··· EXERCISE INPUTS
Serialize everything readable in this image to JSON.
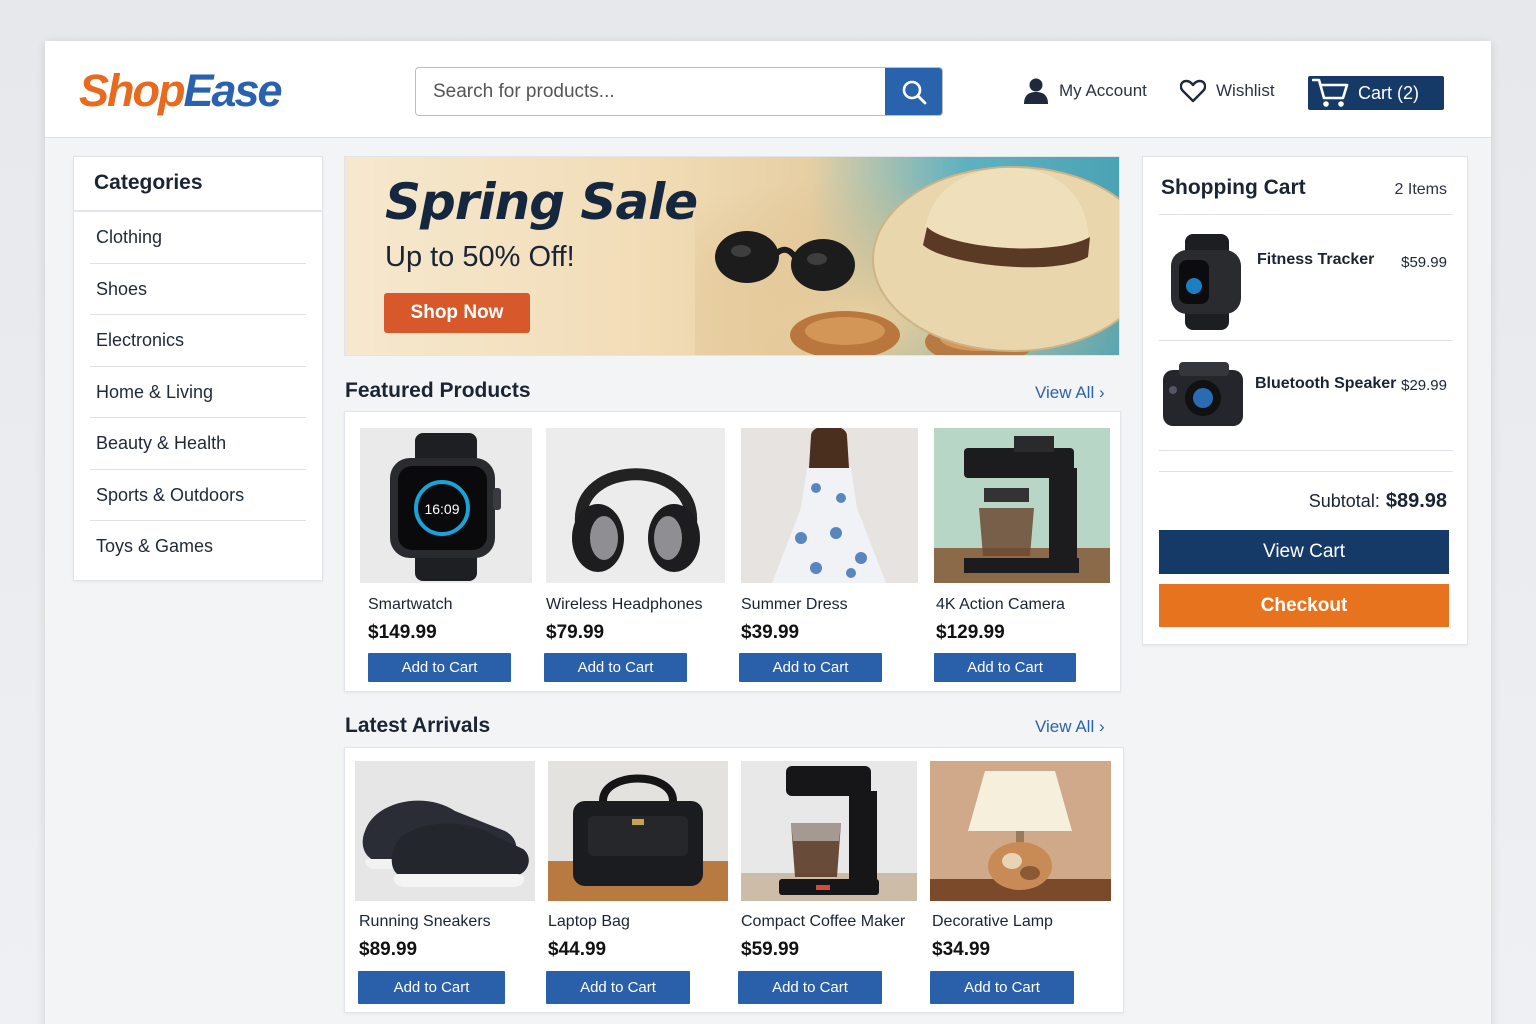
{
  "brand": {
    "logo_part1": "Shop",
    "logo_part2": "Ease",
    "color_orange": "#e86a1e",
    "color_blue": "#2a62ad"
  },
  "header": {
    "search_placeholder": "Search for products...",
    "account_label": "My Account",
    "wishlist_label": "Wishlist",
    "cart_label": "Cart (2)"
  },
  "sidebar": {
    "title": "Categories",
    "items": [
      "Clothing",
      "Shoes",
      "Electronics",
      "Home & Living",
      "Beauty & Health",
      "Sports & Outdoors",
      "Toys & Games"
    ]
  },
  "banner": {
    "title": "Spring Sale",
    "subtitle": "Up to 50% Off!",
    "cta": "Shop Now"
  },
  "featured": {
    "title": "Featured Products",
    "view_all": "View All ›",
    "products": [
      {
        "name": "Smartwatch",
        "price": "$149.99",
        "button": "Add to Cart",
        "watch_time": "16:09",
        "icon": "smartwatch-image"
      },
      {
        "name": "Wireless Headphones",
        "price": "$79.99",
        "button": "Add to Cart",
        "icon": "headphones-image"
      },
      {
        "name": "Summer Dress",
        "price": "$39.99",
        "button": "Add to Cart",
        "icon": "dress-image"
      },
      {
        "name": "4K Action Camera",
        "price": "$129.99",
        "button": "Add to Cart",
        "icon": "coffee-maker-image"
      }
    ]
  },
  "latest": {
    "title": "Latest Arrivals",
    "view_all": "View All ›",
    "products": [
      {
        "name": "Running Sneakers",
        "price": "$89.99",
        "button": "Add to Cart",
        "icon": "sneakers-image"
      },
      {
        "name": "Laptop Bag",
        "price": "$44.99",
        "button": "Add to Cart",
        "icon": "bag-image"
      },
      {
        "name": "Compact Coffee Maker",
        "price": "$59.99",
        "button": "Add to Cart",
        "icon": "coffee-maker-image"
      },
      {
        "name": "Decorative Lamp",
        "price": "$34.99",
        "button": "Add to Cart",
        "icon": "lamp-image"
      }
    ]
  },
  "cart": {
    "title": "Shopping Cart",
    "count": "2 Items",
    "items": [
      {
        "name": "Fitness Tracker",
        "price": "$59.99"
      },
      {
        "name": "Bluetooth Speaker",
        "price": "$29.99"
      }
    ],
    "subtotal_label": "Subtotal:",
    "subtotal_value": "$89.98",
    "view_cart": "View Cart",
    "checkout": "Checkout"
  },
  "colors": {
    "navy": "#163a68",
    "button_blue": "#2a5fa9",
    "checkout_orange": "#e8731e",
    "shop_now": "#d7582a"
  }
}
······
··· EXERCISE INPUTS
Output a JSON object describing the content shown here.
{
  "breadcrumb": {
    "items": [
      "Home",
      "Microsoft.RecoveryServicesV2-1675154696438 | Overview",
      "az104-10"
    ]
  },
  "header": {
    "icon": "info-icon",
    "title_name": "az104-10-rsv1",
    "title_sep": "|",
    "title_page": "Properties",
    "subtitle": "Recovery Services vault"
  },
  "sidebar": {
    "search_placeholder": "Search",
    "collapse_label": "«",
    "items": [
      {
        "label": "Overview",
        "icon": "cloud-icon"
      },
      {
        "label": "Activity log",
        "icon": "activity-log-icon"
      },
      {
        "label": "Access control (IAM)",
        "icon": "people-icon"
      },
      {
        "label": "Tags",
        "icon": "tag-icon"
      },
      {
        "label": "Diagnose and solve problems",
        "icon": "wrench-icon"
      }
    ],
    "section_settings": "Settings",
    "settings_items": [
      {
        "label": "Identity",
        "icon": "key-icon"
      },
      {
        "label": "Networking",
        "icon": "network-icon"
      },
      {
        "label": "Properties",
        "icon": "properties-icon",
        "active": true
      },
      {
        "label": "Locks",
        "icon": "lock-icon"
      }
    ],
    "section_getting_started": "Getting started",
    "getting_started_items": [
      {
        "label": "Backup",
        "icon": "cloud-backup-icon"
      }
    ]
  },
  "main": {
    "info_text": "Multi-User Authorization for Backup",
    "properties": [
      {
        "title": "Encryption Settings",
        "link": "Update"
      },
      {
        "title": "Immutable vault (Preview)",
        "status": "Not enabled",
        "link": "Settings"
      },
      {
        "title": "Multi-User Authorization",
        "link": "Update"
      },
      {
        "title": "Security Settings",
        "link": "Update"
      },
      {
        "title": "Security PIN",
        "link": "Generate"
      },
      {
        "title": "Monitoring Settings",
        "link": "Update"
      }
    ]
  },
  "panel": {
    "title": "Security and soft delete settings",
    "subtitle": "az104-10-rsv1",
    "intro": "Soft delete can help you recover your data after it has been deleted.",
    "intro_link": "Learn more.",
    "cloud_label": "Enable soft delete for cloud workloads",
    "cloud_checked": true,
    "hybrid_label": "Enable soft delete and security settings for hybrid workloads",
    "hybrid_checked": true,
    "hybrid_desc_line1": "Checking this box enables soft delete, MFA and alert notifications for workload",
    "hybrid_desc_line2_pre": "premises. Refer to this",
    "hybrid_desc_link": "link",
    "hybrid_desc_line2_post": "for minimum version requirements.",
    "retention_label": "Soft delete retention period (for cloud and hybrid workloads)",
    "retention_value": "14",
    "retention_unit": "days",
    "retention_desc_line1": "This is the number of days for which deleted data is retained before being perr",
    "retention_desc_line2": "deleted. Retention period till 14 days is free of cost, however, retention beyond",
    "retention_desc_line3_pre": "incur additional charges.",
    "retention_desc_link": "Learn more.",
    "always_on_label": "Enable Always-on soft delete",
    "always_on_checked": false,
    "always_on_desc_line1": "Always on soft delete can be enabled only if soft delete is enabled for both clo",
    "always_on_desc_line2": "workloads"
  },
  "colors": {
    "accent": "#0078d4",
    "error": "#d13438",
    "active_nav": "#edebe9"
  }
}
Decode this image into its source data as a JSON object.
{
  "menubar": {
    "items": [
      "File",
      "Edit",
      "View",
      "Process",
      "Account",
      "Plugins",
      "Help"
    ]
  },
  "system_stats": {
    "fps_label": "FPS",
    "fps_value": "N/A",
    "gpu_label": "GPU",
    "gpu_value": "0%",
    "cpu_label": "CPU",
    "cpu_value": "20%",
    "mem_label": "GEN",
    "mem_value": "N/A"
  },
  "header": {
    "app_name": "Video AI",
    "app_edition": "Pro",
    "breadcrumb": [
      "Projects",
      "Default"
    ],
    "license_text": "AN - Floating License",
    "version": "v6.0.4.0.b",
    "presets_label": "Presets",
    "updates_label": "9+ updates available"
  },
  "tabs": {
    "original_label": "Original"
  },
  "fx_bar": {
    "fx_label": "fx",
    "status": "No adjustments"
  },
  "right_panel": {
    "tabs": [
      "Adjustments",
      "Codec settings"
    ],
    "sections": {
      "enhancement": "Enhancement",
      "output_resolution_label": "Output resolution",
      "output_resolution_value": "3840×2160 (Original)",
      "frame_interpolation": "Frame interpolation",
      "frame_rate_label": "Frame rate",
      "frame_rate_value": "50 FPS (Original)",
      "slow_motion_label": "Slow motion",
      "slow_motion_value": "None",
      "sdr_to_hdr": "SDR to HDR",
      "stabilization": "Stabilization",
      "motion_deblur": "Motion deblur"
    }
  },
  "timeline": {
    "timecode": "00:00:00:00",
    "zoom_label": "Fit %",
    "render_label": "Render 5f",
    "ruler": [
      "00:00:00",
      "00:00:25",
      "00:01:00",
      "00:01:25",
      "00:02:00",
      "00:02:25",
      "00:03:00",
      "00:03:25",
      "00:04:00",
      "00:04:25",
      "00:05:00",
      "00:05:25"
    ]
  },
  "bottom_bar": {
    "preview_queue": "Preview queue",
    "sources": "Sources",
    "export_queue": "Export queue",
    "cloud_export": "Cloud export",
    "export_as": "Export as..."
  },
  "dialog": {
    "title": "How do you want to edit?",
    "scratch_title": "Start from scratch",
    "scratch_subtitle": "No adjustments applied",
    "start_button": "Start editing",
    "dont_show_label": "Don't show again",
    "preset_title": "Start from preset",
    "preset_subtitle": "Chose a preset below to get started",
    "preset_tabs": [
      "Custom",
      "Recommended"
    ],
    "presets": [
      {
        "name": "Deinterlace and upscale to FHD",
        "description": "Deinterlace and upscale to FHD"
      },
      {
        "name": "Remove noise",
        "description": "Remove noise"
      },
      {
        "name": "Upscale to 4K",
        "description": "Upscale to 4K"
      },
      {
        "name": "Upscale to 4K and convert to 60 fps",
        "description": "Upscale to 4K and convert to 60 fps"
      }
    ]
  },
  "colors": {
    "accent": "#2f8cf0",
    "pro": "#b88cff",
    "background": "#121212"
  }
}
······
··· EXERCISE INPUTS
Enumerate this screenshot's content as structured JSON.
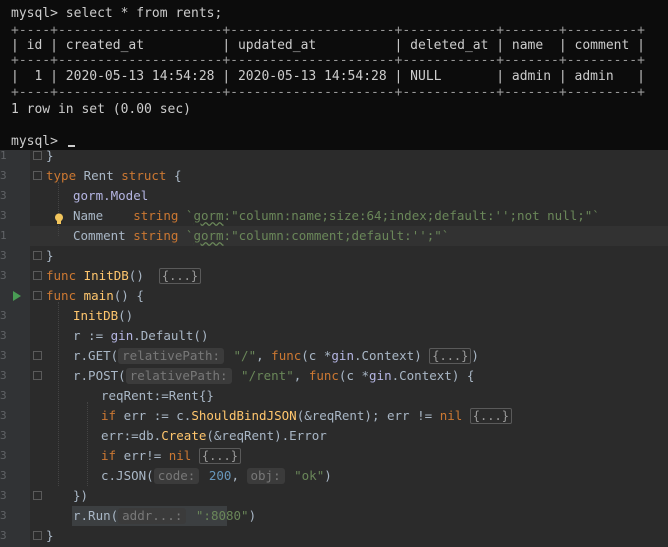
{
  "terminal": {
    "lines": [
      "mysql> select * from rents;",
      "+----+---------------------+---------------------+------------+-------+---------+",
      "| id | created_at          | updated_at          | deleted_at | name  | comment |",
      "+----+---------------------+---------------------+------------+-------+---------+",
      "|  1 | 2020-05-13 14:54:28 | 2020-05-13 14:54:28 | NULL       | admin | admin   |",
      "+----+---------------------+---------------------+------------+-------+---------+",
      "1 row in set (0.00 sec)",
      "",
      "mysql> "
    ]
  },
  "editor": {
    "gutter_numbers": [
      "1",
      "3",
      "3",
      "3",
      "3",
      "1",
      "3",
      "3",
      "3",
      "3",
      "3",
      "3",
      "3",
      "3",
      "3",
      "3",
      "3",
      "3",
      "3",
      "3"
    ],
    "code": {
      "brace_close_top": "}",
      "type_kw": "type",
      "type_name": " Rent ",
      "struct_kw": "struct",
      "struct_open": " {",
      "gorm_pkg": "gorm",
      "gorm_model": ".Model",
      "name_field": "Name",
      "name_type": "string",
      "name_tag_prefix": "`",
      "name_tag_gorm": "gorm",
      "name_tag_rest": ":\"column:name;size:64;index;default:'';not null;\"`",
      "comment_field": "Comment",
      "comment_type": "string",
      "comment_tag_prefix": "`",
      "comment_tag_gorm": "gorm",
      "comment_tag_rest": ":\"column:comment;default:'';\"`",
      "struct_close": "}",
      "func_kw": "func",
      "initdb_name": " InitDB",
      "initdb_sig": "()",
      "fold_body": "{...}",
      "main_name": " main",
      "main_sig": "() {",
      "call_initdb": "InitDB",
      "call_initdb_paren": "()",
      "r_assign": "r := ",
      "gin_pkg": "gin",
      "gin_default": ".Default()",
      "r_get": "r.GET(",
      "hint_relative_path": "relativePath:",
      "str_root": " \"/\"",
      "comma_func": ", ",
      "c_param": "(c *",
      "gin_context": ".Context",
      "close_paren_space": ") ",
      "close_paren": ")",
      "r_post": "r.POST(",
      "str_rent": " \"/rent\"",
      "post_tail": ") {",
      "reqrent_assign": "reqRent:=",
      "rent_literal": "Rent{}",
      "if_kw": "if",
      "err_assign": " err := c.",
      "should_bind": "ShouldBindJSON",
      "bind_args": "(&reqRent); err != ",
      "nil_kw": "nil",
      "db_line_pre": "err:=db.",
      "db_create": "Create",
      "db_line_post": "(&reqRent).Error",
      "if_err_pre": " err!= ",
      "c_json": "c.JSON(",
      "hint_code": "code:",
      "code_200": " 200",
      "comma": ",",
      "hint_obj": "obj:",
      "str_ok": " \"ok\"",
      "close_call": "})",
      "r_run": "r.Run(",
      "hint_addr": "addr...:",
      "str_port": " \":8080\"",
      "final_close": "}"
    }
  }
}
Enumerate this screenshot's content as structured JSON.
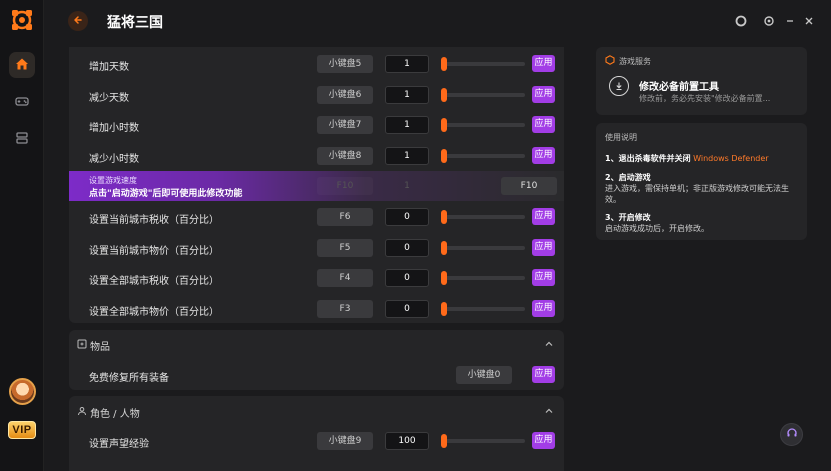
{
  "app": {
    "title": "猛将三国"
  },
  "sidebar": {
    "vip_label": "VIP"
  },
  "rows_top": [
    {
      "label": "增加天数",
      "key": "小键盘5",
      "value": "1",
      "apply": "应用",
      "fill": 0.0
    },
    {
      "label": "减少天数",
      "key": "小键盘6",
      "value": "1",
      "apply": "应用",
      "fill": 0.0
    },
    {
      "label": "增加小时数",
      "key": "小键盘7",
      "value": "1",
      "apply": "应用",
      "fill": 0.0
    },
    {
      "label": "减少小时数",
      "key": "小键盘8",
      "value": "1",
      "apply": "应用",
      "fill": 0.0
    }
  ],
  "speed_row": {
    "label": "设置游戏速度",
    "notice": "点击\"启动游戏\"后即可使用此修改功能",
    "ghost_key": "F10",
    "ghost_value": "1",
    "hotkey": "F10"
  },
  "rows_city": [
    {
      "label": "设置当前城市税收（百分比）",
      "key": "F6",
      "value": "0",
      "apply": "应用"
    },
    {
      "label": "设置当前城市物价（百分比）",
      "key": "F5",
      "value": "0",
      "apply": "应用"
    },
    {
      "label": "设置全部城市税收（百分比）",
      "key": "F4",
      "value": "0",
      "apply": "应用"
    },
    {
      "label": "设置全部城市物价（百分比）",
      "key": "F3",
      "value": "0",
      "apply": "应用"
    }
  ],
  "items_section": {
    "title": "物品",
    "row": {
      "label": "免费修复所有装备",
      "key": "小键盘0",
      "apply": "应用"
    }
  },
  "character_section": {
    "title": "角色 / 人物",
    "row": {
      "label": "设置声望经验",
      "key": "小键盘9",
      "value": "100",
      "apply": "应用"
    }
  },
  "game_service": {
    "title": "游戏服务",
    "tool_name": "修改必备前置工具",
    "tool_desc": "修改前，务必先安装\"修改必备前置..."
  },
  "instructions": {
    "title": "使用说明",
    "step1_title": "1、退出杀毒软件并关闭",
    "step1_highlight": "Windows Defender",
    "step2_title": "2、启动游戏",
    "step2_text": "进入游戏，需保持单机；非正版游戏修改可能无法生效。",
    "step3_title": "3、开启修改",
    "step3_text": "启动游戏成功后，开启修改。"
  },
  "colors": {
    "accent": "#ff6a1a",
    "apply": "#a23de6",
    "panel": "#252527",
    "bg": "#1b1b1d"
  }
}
······
## TASK STATEMENT
Track down every line of the material containing the string "Deinterlace", and copy it.

## FULL ANSWER
        "name": "Deinterlace and upscale to FHD",
        "description": "Deinterlace and upscale to FHD"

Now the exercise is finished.